→ **GOAL OF THE EXERCISE**:
Locate the lines where "this" occurs and copy them as they stand.

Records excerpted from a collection

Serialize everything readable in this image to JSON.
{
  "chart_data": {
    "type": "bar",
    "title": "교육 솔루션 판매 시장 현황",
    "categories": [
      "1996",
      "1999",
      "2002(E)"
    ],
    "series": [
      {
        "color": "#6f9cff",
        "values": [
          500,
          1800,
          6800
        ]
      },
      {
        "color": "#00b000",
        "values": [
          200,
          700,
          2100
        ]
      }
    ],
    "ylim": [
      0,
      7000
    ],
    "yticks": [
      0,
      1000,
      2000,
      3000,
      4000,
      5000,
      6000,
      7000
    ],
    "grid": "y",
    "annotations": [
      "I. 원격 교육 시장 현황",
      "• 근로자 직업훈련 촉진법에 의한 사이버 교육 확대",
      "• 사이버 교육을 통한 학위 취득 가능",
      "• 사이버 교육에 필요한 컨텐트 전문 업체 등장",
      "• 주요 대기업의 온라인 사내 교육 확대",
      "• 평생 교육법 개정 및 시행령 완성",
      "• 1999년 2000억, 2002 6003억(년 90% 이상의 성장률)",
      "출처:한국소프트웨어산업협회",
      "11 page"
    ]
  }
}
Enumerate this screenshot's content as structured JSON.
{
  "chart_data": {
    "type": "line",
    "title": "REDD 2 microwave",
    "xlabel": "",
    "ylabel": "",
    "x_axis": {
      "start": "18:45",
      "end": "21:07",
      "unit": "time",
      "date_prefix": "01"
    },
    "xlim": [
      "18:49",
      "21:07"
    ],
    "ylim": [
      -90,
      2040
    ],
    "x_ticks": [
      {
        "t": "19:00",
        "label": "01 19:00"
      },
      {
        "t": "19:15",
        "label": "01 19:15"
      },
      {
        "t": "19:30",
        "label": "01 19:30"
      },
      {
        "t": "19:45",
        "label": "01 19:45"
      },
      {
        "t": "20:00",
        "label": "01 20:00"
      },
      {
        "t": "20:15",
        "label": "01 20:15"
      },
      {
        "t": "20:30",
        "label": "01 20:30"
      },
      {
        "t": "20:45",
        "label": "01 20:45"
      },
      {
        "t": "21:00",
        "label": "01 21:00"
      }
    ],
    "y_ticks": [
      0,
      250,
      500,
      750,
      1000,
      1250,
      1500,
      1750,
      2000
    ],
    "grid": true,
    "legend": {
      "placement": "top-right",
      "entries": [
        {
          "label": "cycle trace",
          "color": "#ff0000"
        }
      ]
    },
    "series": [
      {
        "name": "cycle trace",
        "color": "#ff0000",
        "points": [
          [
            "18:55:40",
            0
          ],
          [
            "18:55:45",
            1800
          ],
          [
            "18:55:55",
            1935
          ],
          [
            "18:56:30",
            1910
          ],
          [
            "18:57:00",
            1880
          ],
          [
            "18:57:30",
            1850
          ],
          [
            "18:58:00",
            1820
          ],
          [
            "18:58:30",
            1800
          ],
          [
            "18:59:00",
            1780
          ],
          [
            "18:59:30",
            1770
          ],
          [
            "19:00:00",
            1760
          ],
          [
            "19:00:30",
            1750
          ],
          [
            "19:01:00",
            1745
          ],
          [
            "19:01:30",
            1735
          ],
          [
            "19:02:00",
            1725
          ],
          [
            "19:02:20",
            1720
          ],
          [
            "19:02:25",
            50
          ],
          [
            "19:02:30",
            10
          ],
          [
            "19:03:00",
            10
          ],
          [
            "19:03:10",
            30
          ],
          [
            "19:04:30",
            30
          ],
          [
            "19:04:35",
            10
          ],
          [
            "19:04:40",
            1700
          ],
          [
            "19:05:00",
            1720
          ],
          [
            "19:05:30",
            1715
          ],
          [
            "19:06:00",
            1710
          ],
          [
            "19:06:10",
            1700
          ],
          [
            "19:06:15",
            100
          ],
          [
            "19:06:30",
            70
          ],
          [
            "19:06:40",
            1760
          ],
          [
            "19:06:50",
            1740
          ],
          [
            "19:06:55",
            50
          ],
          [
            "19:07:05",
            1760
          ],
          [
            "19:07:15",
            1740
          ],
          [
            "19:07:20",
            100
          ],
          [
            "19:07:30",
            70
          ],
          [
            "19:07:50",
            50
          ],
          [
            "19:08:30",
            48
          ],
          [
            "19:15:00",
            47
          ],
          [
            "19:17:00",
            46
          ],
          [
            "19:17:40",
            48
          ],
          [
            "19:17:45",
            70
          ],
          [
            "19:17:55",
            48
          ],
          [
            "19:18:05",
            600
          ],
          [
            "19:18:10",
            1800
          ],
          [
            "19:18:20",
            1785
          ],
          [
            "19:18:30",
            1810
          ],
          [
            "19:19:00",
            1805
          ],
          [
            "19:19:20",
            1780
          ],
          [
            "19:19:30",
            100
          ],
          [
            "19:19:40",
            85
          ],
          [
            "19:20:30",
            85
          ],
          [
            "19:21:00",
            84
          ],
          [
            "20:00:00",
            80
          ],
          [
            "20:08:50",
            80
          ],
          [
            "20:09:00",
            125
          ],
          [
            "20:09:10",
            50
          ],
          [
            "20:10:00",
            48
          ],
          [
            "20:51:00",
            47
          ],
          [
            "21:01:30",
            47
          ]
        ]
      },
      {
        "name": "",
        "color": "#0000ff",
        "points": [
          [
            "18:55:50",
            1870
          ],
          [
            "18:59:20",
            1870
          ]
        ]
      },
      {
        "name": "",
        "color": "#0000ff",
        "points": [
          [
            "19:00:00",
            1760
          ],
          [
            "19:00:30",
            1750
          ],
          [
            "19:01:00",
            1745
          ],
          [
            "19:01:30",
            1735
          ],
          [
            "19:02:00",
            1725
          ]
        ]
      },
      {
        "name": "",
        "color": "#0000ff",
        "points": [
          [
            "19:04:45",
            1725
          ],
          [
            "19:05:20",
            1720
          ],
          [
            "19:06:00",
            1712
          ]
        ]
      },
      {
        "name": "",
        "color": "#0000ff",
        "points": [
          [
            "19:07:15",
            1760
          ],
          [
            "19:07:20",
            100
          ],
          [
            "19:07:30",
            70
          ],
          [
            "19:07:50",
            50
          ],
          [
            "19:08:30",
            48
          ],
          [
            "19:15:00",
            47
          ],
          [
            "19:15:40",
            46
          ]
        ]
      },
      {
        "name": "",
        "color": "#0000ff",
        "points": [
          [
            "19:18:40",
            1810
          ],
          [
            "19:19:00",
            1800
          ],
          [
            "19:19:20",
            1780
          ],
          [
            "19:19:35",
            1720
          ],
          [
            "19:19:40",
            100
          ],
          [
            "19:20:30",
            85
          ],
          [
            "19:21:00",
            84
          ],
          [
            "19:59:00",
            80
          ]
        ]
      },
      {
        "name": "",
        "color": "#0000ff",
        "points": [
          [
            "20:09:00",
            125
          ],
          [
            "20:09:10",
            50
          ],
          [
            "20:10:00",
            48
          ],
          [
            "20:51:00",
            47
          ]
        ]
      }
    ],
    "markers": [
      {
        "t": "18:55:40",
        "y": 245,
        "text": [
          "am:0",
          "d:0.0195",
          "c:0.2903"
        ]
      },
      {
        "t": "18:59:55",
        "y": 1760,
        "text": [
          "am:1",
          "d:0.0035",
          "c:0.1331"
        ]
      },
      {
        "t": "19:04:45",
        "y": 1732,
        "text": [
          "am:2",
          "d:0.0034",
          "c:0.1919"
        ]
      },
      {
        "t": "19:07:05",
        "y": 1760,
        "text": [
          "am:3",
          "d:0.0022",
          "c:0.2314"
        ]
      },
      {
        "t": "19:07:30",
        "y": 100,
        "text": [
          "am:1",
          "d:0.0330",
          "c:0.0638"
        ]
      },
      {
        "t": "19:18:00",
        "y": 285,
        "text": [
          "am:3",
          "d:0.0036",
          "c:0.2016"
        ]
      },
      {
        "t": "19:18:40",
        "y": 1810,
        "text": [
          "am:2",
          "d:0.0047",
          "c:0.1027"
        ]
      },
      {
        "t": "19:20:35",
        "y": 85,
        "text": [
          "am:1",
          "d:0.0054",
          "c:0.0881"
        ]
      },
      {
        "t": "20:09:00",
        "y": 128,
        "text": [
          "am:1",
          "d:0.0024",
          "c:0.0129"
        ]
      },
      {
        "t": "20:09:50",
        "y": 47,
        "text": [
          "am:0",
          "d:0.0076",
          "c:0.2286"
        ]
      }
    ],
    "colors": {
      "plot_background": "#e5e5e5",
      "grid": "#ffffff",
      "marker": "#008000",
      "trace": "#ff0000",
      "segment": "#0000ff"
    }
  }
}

→ **THE SOLUTION**:
Serialize everything readable in this image to JSON.
Enumerate this screenshot's content as structured JSON.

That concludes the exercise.